▶ _Task to complete_: Exactly as written, print each record in the listing.

▶ _Provided records_:
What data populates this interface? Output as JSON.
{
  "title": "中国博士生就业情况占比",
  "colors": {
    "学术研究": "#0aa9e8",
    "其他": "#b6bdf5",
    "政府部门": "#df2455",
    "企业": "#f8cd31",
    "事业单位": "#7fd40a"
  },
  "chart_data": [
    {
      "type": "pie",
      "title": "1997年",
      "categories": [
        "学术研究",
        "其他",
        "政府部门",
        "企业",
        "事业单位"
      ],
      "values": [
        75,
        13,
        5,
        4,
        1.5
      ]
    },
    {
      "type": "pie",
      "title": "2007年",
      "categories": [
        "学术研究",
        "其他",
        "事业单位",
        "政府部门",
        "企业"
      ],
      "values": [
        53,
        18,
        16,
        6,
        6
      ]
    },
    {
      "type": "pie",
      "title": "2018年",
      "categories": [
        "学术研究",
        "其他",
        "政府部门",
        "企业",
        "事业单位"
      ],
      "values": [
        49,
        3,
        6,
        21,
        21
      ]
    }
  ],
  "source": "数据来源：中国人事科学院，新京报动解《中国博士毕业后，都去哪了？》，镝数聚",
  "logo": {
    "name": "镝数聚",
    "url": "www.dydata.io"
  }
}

▶ _Task output_:
What data populates this interface? Output as JSON.
{
  "title": "中国博士生就业情况占比",
  "colors": {
    "学术研究": "#0aa9e8",
    "其他": "#b6bdf5",
    "政府部门": "#df2455",
    "企业": "#f8cd31",
    "事业单位": "#7fd40a"
  },
  "chart_data": [
    {
      "type": "pie",
      "title": "1997年",
      "categories": [
        "学术研究",
        "其他",
        "政府部门",
        "企业",
        "事业单位"
      ],
      "values": [
        75,
        13,
        5,
        4,
        1.5
      ]
    },
    {
      "type": "pie",
      "title": "2007年",
      "categories": [
        "学术研究",
        "其他",
        "事业单位",
        "政府部门",
        "企业"
      ],
      "values": [
        53,
        18,
        16,
        6,
        6
      ]
    },
    {
      "type": "pie",
      "title": "2018年",
      "categories": [
        "学术研究",
        "其他",
        "政府部门",
        "企业",
        "事业单位"
      ],
      "values": [
        49,
        3,
        6,
        21,
        21
      ]
    }
  ],
  "source": "数据来源：中国人事科学院，新京报动解《中国博士毕业后，都去哪了？》，镝数聚",
  "logo": {
    "name": "镝数聚",
    "url": "www.dydata.io"
  }
}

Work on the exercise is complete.